──────── Provided material

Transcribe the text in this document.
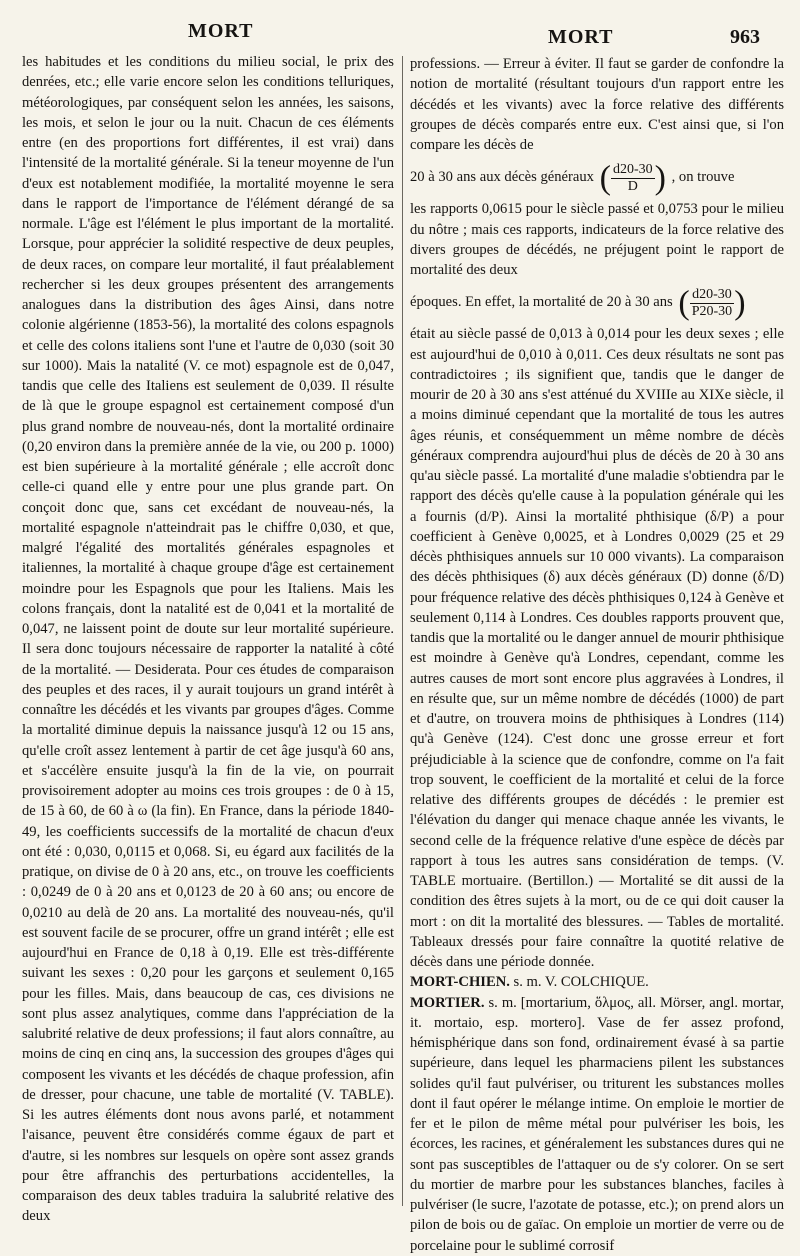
MORT	MORT	963

les habitudes et les conditions du milieu social, le prix des denrées, etc.; elle varie encore selon les conditions telluriques, météorologiques, par conséquent selon les années, les saisons, les mois, et selon le jour ou la nuit. Chacun de ces éléments entre (en des proportions fort différentes, il est vrai) dans l'intensité de la mortalité générale. Si la teneur moyenne de l'un d'eux est notablement modifiée, la mortalité moyenne le sera dans le rapport de l'importance de l'élément dérangé de sa normale. L'âge est l'élément le plus important de la mortalité. Lorsque, pour apprécier la solidité respective de deux peuples, de deux races, on compare leur mortalité, il faut préalablement rechercher si les deux groupes présentent des arrangements analogues dans la distribution des âges Ainsi, dans notre colonie algérienne (1853-56), la mortalité des colons espagnols et celle des colons italiens sont l'une et l'autre de 0,030 (soit 30 sur 1000). Mais la natalité (V. ce mot) espagnole est de 0,047, tandis que celle des Italiens est seulement de 0,039. Il résulte de là que le groupe espagnol est certainement composé d'un plus grand nombre de nouveau-nés, dont la mortalité ordinaire (0,20 environ dans la première année de la vie, ou 200 p. 1000) est bien supérieure à la mortalité générale ; elle accroît donc celle-ci quand elle y entre pour une plus grande part. On conçoit donc que, sans cet excédant de nouveau-nés, la mortalité espagnole n'atteindrait pas le chiffre 0,030, et que, malgré l'égalité des mortalités générales espagnoles et italiennes, la mortalité à chaque groupe d'âge est certainement moindre pour les Espagnols que pour les Italiens. Mais les colons français, dont la natalité est de 0,041 et la mortalité de 0,047, ne laissent point de doute sur leur mortalité supérieure. Il sera donc toujours nécessaire de rapporter la natalité à côté de la mortalité. — Desiderata. Pour ces études de comparaison des peuples et des races, il y aurait toujours un grand intérêt à connaître les décédés et les vivants par groupes d'âges. Comme la mortalité diminue depuis la naissance jusqu'à 12 ou 15 ans, qu'elle croît assez lentement à partir de cet âge jusqu'à 60 ans, et s'accélère ensuite jusqu'à la fin de la vie, on pourrait provisoirement adopter au moins ces trois groupes : de 0 à 15, de 15 à 60, de 60 à ω (la fin). En France, dans la période 1840-49, les coefficients successifs de la mortalité de chacun d'eux ont été : 0,030, 0,0115 et 0,068. Si, eu égard aux facilités de la pratique, on divise de 0 à 20 ans, etc., on trouve les coefficients : 0,0249 de 0 à 20 ans et 0,0123 de 20 à 60 ans; ou encore de 0,0210 au delà de 20 ans. La mortalité des nouveau-nés, qu'il est souvent facile de se procurer, offre un grand intérêt ; elle est aujourd'hui en France de 0,18 à 0,19. Elle est très-différente suivant les sexes : 0,20 pour les garçons et seulement 0,165 pour les filles. Mais, dans beaucoup de cas, ces divisions ne sont plus assez analytiques, comme dans l'appréciation de la salubrité relative de deux professions; il faut alors connaître, au moins de cinq en cinq ans, la succession des groupes d'âges qui composent les vivants et les décédés de chaque profession, afin de dresser, pour chacune, une table de mortalité (V. TABLE). Si les autres éléments dont nous avons parlé, et notamment l'aisance, peuvent être considérés comme égaux de part et d'autre, si les nombres sur lesquels on opère sont assez grands pour être affranchis des perturbations accidentelles, la comparaison des deux tables traduira la salubrité relative des deux

professions. — Erreur à éviter. Il faut se garder de confondre la notion de mortalité (résultant toujours d'un rapport entre les décédés et les vivants) avec la force relative des différents groupes de décès comparés entre eux. C'est ainsi que, si l'on compare les décès de

20 à 30 ans aux décès généraux ( $\frac{d20-30}{D}$ ) , on trouve

les rapports 0,0615 pour le siècle passé et 0,0753 pour le milieu du nôtre ; mais ces rapports, indicateurs de la force relative des divers groupes de décédés, ne préjugent point le rapport de mortalité des deux

époques. En effet, la mortalité de 20 à 30 ans ( $\frac{d20-30}{P20-30}$ )

était au siècle passé de 0,013 à 0,014 pour les deux sexes ; elle est aujourd'hui de 0,010 à 0,011. Ces deux résultats ne sont pas contradictoires ; ils signifient que, tandis que le danger de mourir de 20 à 30 ans s'est atténué du XVIIIe au XIXe siècle, il a moins diminué cependant que la mortalité de tous les autres âges réunis, et conséquemment un même nombre de décès généraux comprendra aujourd'hui plus de décès de 20 à 30 ans qu'au siècle passé. La mortalité d'une maladie s'obtiendra par le rapport des décès qu'elle cause à la population générale qui les a fournis (d/P). Ainsi la mortalité phthisique (δ/P) a pour coefficient à Genève 0,0025, et à Londres 0,0029 (25 et 29 décès phthisiques annuels sur 10 000 vivants). La comparaison des décès phthisiques (δ) aux décès généraux (D) donne (δ/D) pour fréquence relative des décès phthisiques 0,124 à Genève et seulement 0,114 à Londres. Ces doubles rapports prouvent que, tandis que la mortalité ou le danger annuel de mourir phthisique est moindre à Genève qu'à Londres, cependant, comme les autres causes de mort sont encore plus aggravées à Londres, il en résulte que, sur un même nombre de décédés (1000) de part et d'autre, on trouvera moins de phthisiques à Londres (114) qu'à Genève (124). C'est donc une grosse erreur et fort préjudiciable à la science que de confondre, comme on l'a fait trop souvent, le coefficient de la mortalité et celui de la force relative des différents groupes de décédés : le premier est l'élévation du danger qui menace chaque année les vivants, le second celle de la fréquence relative d'une espèce de décès par rapport à tous les autres sans considération de temps. (V. TABLE mortuaire. (Bertillon.) — Mortalité se dit aussi de la condition des êtres sujets à la mort, ou de ce qui doit causer la mort : on dit la mortalité des blessures. — Tables de mortalité. Tableaux dressés pour faire connaître la quotité relative de décès dans une période donnée.

MORT-CHIEN. s. m. V. COLCHIQUE.

MORTIER. s. m. [mortarium, ὅλμος, all. Mörser, angl. mortar, it. mortaio, esp. mortero]. Vase de fer assez profond, hémisphérique dans son fond, ordinairement évasé à sa partie supérieure, dans lequel les pharmaciens pilent les substances solides qu'il faut pulvériser, ou triturent les substances molles dont il faut opérer le mélange intime. On emploie le mortier de fer et le pilon de même métal pour pulvériser les bois, les écorces, les racines, et généralement les substances dures qui ne sont pas susceptibles de l'attaquer ou de s'y colorer. On se sert du mortier de marbre pour les substances blanches, faciles à pulvériser (le sucre, l'azotate de potasse, etc.); on prend alors un pilon de bois ou de gaïac. On emploie un mortier de verre ou de porcelaine pour le sublimé corrosif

────────────────

* _Your instructions_
Print out the lines exactly, skipping any picture.

* _Written answer_
Transcribe the text in this document.
MORT	MORT	963

les habitudes et les conditions du milieu social, le prix des denrées, etc.; elle varie encore selon les conditions telluriques, météorologiques, par conséquent selon les années, les saisons, les mois, et selon le jour ou la nuit. Chacun de ces éléments entre (en des proportions fort différentes, il est vrai) dans l'intensité de la mortalité générale. Si la teneur moyenne de l'un d'eux est notablement modifiée, la mortalité moyenne le sera dans le rapport de l'importance de l'élément dérangé de sa normale. L'âge est l'élément le plus important de la mortalité. Lorsque, pour apprécier la solidité respective de deux peuples, de deux races, on compare leur mortalité, il faut préalablement rechercher si les deux groupes présentent des arrangements analogues dans la distribution des âges Ainsi, dans notre colonie algérienne (1853-56), la mortalité des colons espagnols et celle des colons italiens sont l'une et l'autre de 0,030 (soit 30 sur 1000). Mais la natalité (V. ce mot) espagnole est de 0,047, tandis que celle des Italiens est seulement de 0,039. Il résulte de là que le groupe espagnol est certainement composé d'un plus grand nombre de nouveau-nés, dont la mortalité ordinaire (0,20 environ dans la première année de la vie, ou 200 p. 1000) est bien supérieure à la mortalité générale ; elle accroît donc celle-ci quand elle y entre pour une plus grande part. On conçoit donc que, sans cet excédant de nouveau-nés, la mortalité espagnole n'atteindrait pas le chiffre 0,030, et que, malgré l'égalité des mortalités générales espagnoles et italiennes, la mortalité à chaque groupe d'âge est certainement moindre pour les Espagnols que pour les Italiens. Mais les colons français, dont la natalité est de 0,041 et la mortalité de 0,047, ne laissent point de doute sur leur mortalité supérieure. Il sera donc toujours nécessaire de rapporter la natalité à côté de la mortalité. — Desiderata. Pour ces études de comparaison des peuples et des races, il y aurait toujours un grand intérêt à connaître les décédés et les vivants par groupes d'âges. Comme la mortalité diminue depuis la naissance jusqu'à 12 ou 15 ans, qu'elle croît assez lentement à partir de cet âge jusqu'à 60 ans, et s'accélère ensuite jusqu'à la fin de la vie, on pourrait provisoirement adopter au moins ces trois groupes : de 0 à 15, de 15 à 60, de 60 à ω (la fin). En France, dans la période 1840-49, les coefficients successifs de la mortalité de chacun d'eux ont été : 0,030, 0,0115 et 0,068. Si, eu égard aux facilités de la pratique, on divise de 0 à 20 ans, etc., on trouve les coefficients : 0,0249 de 0 à 20 ans et 0,0123 de 20 à 60 ans; ou encore de 0,0210 au delà de 20 ans. La mortalité des nouveau-nés, qu'il est souvent facile de se procurer, offre un grand intérêt ; elle est aujourd'hui en France de 0,18 à 0,19. Elle est très-différente suivant les sexes : 0,20 pour les garçons et seulement 0,165 pour les filles. Mais, dans beaucoup de cas, ces divisions ne sont plus assez analytiques, comme dans l'appréciation de la salubrité relative de deux professions; il faut alors connaître, au moins de cinq en cinq ans, la succession des groupes d'âges qui composent les vivants et les décédés de chaque profession, afin de dresser, pour chacune, une table de mortalité (V. TABLE). Si les autres éléments dont nous avons parlé, et notamment l'aisance, peuvent être considérés comme égaux de part et d'autre, si les nombres sur lesquels on opère sont assez grands pour être affranchis des perturbations accidentelles, la comparaison des deux tables traduira la salubrité relative des deux

professions. — Erreur à éviter. Il faut se garder de confondre la notion de mortalité (résultant toujours d'un rapport entre les décédés et les vivants) avec la force relative des différents groupes de décès comparés entre eux. C'est ainsi que, si l'on compare les décès de

20 à 30 ans aux décès généraux ( $\frac{d20-30}{D}$ ) , on trouve

les rapports 0,0615 pour le siècle passé et 0,0753 pour le milieu du nôtre ; mais ces rapports, indicateurs de la force relative des divers groupes de décédés, ne préjugent point le rapport de mortalité des deux

époques. En effet, la mortalité de 20 à 30 ans ( $\frac{d20-30}{P20-30}$ )

était au siècle passé de 0,013 à 0,014 pour les deux sexes ; elle est aujourd'hui de 0,010 à 0,011. Ces deux résultats ne sont pas contradictoires ; ils signifient que, tandis que le danger de mourir de 20 à 30 ans s'est atténué du XVIIIe au XIXe siècle, il a moins diminué cependant que la mortalité de tous les autres âges réunis, et conséquemment un même nombre de décès généraux comprendra aujourd'hui plus de décès de 20 à 30 ans qu'au siècle passé. La mortalité d'une maladie s'obtiendra par le rapport des décès qu'elle cause à la population générale qui les a fournis (d/P). Ainsi la mortalité phthisique (δ/P) a pour coefficient à Genève 0,0025, et à Londres 0,0029 (25 et 29 décès phthisiques annuels sur 10 000 vivants). La comparaison des décès phthisiques (δ) aux décès généraux (D) donne (δ/D) pour fréquence relative des décès phthisiques 0,124 à Genève et seulement 0,114 à Londres. Ces doubles rapports prouvent que, tandis que la mortalité ou le danger annuel de mourir phthisique est moindre à Genève qu'à Londres, cependant, comme les autres causes de mort sont encore plus aggravées à Londres, il en résulte que, sur un même nombre de décédés (1000) de part et d'autre, on trouvera moins de phthisiques à Londres (114) qu'à Genève (124). C'est donc une grosse erreur et fort préjudiciable à la science que de confondre, comme on l'a fait trop souvent, le coefficient de la mortalité et celui de la force relative des différents groupes de décédés : le premier est l'élévation du danger qui menace chaque année les vivants, le second celle de la fréquence relative d'une espèce de décès par rapport à tous les autres sans considération de temps. (V. TABLE mortuaire. (Bertillon.) — Mortalité se dit aussi de la condition des êtres sujets à la mort, ou de ce qui doit causer la mort : on dit la mortalité des blessures. — Tables de mortalité. Tableaux dressés pour faire connaître la quotité relative de décès dans une période donnée.

MORT-CHIEN. s. m. V. COLCHIQUE.

MORTIER. s. m. [mortarium, ὅλμος, all. Mörser, angl. mortar, it. mortaio, esp. mortero]. Vase de fer assez profond, hémisphérique dans son fond, ordinairement évasé à sa partie supérieure, dans lequel les pharmaciens pilent les substances solides qu'il faut pulvériser, ou triturent les substances molles dont il faut opérer le mélange intime. On emploie le mortier de fer et le pilon de même métal pour pulvériser les bois, les écorces, les racines, et généralement les substances dures qui ne sont pas susceptibles de l'attaquer ou de s'y colorer. On se sert du mortier de marbre pour les substances blanches, faciles à pulvériser (le sucre, l'azotate de potasse, etc.); on prend alors un pilon de bois ou de gaïac. On emploie un mortier de verre ou de porcelaine pour le sublimé corrosif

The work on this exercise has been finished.